Given request: Whenever a line contains the string "常温常压下", copy it out of the entries.

Entries provided:
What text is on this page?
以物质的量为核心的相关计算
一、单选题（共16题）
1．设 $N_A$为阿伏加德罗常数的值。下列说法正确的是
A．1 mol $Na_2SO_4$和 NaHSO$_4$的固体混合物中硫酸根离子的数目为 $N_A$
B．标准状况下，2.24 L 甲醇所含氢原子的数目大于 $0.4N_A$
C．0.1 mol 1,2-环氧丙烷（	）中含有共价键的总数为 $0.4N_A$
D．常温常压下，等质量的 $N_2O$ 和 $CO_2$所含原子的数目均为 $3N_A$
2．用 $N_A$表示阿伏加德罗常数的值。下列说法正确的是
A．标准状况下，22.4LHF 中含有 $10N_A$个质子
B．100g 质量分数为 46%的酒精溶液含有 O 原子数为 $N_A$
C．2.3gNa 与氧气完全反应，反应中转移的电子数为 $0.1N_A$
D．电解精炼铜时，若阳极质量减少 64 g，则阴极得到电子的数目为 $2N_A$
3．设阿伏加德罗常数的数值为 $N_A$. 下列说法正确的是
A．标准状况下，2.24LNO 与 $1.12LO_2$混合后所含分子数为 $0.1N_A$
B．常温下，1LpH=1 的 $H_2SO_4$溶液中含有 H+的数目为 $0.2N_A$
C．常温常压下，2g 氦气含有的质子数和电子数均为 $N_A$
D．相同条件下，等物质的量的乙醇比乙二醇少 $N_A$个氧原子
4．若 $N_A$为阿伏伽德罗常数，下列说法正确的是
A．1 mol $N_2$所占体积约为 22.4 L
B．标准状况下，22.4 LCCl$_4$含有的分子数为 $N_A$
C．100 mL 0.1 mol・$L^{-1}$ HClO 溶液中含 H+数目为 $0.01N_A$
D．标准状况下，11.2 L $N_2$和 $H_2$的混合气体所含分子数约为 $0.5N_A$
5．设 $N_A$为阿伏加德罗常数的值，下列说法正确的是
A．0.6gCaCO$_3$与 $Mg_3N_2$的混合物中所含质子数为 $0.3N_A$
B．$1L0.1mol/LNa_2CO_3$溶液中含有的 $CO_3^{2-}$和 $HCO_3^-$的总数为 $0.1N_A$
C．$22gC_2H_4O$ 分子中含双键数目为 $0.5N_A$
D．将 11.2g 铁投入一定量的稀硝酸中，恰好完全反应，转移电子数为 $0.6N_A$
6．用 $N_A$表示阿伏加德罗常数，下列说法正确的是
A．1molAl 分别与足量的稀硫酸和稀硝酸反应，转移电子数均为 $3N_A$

...

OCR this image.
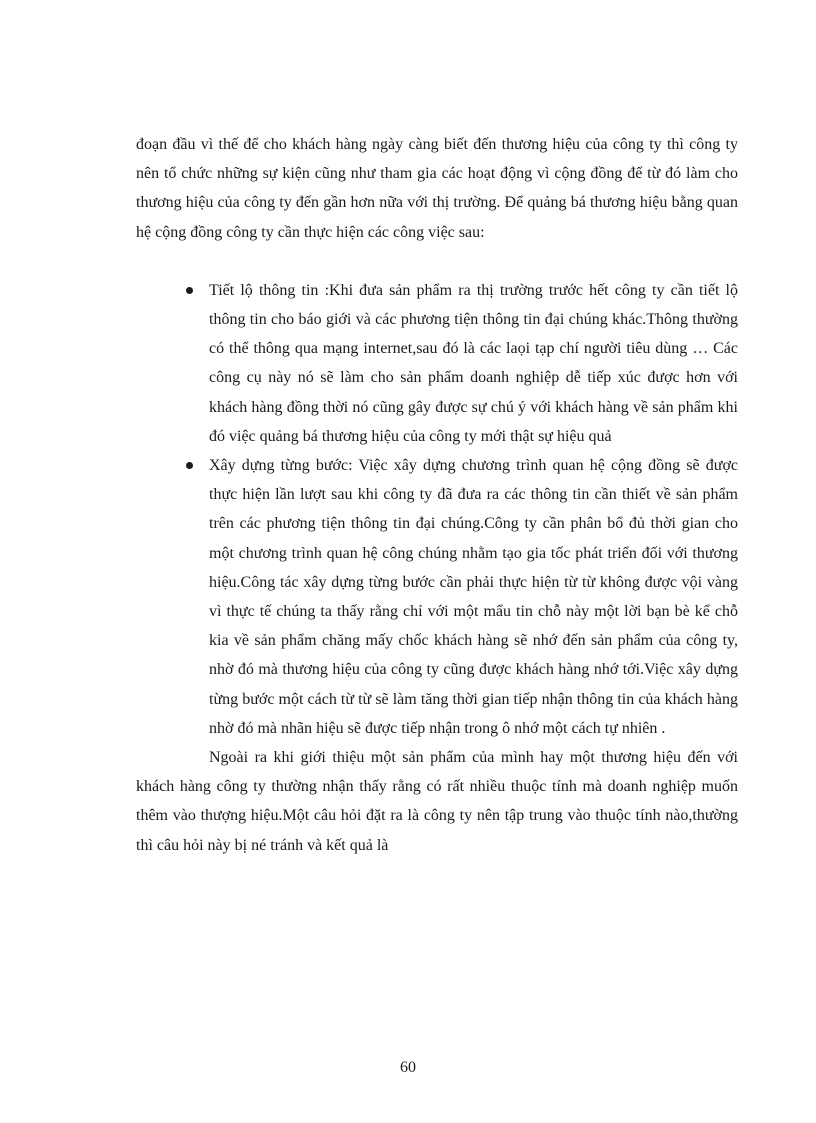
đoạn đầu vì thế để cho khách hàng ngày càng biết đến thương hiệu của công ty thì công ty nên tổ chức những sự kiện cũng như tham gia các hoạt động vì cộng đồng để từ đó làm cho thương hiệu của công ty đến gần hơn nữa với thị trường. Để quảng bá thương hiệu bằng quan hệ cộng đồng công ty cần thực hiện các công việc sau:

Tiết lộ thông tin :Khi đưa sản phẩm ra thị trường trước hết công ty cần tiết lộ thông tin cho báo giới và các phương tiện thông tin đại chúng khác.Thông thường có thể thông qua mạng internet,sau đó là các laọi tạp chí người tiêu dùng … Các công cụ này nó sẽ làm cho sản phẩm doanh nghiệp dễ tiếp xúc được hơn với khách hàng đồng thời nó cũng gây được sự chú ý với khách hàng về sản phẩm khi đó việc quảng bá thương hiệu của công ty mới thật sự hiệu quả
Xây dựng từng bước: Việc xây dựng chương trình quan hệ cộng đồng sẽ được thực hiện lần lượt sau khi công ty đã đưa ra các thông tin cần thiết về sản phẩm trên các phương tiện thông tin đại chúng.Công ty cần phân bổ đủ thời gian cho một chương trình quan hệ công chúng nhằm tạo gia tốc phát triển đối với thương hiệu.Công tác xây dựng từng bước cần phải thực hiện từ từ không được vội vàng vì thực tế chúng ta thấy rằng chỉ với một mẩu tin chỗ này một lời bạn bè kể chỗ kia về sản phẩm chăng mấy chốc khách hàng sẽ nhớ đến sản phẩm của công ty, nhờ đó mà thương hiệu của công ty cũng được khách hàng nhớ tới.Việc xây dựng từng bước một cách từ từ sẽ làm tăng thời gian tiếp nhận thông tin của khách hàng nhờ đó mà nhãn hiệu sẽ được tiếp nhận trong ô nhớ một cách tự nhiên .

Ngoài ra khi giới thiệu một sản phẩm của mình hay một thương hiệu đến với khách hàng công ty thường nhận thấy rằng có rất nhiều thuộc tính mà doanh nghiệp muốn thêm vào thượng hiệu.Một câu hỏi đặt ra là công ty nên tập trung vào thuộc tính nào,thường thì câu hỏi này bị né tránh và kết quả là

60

---

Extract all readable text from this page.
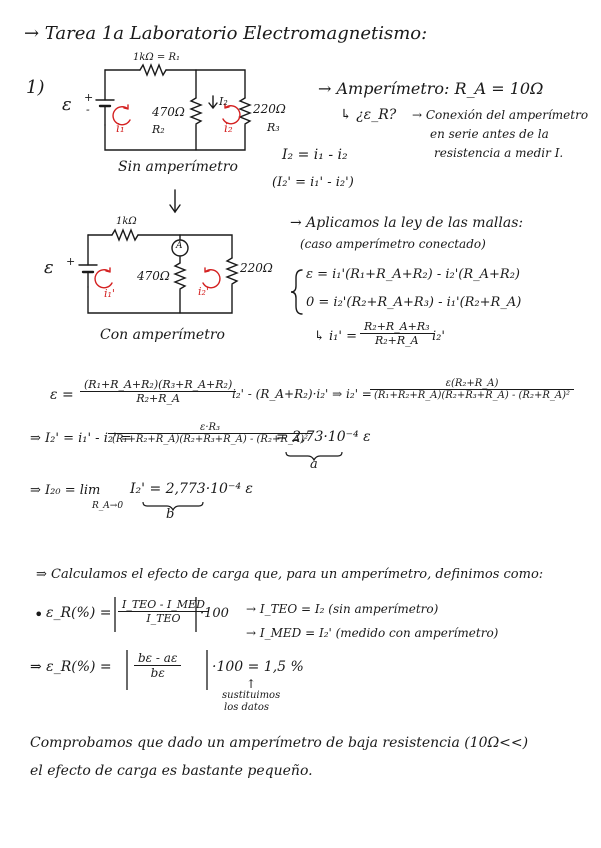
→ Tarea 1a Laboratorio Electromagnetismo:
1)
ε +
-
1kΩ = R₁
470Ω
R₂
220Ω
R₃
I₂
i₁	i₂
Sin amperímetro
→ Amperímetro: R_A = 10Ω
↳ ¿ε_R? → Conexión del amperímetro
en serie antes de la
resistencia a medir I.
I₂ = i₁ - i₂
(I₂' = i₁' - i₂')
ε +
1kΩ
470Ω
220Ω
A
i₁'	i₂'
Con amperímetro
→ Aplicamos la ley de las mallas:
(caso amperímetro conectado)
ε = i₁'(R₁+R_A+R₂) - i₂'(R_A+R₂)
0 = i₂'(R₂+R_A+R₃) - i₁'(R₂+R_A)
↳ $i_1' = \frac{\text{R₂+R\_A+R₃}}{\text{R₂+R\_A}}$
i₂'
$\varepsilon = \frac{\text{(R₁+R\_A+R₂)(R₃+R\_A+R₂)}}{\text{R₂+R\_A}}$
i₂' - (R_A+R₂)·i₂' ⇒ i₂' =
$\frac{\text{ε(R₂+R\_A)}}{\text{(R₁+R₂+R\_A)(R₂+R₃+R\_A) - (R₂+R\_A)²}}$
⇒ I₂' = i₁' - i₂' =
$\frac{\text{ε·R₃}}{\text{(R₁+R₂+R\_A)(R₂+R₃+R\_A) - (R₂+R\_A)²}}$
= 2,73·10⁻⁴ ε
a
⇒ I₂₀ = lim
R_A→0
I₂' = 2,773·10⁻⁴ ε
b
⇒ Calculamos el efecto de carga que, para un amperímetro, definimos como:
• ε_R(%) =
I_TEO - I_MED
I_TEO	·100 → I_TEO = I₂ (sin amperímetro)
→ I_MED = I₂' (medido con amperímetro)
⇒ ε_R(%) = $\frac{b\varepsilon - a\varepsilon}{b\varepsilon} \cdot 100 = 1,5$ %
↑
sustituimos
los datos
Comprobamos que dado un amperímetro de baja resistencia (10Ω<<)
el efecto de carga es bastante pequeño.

Response below:
D．常温常压下，等质量的 $N_2O$ 和 $CO_2$所含原子的数目均为 $3N_A$
C．常温常压下，2g 氦气含有的质子数和电子数均为 $N_A$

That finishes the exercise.